TASK PROMPT
Work through the data below line by line and say how many lines hold "research"; give only the number.

DATA PROVIDED
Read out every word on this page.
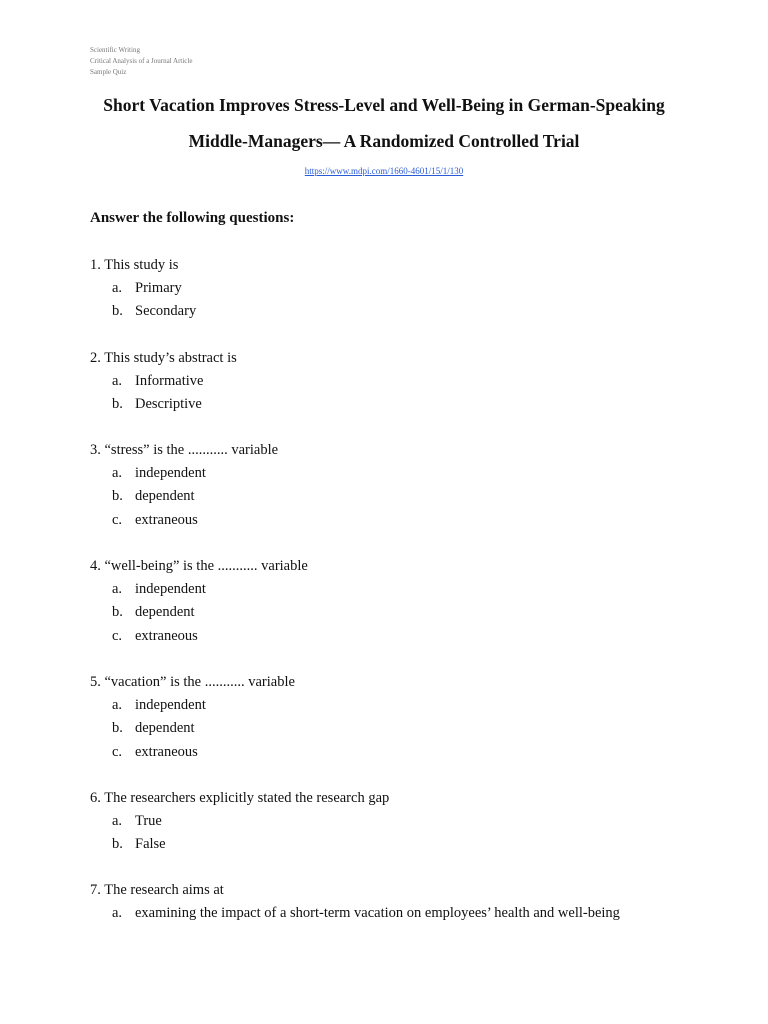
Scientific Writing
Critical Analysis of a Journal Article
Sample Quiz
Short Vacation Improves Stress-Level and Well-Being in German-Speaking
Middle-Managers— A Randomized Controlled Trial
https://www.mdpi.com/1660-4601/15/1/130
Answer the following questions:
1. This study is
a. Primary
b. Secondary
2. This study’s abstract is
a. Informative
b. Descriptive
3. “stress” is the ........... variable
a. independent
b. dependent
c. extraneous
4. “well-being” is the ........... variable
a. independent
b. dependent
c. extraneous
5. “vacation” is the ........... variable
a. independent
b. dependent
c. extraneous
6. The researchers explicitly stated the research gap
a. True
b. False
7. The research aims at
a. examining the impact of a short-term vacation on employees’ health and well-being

RESULT FOR THIS EXERCISE
2